§ SUPPLIED MATERIAL

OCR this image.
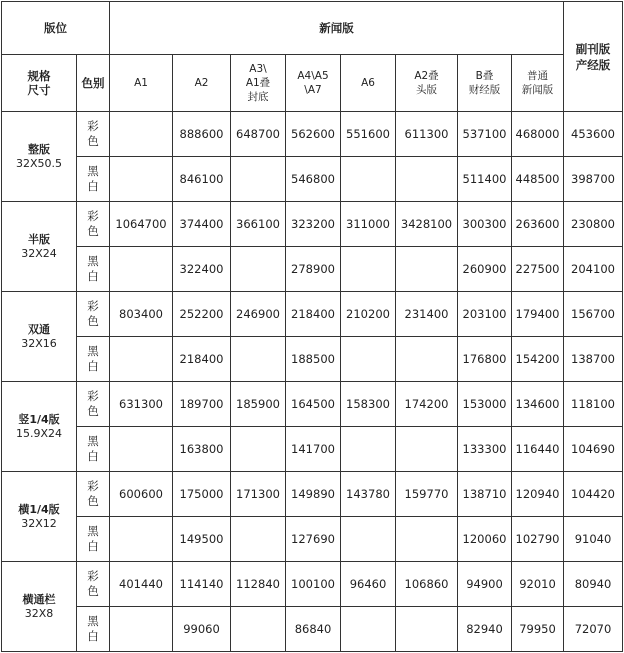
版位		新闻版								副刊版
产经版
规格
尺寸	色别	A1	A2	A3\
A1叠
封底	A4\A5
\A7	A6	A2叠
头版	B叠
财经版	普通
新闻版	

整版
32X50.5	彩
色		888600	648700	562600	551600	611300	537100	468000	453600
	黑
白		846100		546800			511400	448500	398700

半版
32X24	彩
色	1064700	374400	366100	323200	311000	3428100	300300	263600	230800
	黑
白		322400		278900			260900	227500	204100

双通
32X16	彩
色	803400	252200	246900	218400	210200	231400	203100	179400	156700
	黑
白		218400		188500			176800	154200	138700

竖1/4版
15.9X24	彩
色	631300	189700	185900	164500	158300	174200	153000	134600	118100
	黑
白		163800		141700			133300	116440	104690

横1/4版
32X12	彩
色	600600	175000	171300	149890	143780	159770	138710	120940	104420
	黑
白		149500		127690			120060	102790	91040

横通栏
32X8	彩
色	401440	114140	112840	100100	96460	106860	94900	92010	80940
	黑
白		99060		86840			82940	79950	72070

§ WHAT YOU WILL DO
Restate each of the entries above word for word and skip every image.

§ SOLUTION TO THIS EXERCISE
OCR this image.
版位		新闻版								副刊版
产经版
规格
尺寸	色别	A1	A2	A3\
A1叠
封底	A4\A5
\A7	A6	A2叠
头版	B叠
财经版	普通
新闻版	

整版
32X50.5	彩
色		888600	648700	562600	551600	611300	537100	468000	453600
	黑
白		846100		546800			511400	448500	398700

半版
32X24	彩
色	1064700	374400	366100	323200	311000	3428100	300300	263600	230800
	黑
白		322400		278900			260900	227500	204100

双通
32X16	彩
色	803400	252200	246900	218400	210200	231400	203100	179400	156700
	黑
白		218400		188500			176800	154200	138700

竖1/4版
15.9X24	彩
色	631300	189700	185900	164500	158300	174200	153000	134600	118100
	黑
白		163800		141700			133300	116440	104690

横1/4版
32X12	彩
色	600600	175000	171300	149890	143780	159770	138710	120940	104420
	黑
白		149500		127690			120060	102790	91040

横通栏
32X8	彩
色	401440	114140	112840	100100	96460	106860	94900	92010	80940
	黑
白		99060		86840			82940	79950	72070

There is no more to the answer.